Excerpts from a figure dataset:

-------------------------

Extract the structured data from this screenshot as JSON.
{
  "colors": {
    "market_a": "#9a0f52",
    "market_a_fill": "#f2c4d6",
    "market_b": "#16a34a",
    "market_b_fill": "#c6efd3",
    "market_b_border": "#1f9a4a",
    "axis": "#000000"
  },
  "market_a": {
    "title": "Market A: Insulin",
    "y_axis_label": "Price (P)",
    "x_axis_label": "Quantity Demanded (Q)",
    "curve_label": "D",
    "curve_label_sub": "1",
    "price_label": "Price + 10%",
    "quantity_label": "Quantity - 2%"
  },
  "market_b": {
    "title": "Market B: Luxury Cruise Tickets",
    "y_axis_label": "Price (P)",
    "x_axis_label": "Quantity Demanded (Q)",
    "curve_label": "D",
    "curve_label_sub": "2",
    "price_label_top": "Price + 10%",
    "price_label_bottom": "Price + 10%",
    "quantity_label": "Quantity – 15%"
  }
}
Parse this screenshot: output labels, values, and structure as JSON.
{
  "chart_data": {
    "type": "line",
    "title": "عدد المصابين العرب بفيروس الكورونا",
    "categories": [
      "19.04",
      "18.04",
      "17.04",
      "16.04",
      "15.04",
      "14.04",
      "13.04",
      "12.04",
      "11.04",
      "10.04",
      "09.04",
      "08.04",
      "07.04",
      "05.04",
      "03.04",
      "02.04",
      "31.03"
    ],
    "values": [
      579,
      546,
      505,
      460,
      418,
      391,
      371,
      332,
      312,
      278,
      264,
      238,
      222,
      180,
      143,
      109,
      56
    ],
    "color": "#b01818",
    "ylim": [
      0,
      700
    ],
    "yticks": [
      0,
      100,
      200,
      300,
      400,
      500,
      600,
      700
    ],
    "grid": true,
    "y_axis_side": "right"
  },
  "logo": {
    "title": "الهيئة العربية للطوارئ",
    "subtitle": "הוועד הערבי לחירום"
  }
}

-------------------------

*Objective*: In the entries above, count each line that holds "this". Give the total and nothing else.

*Solution below*: 2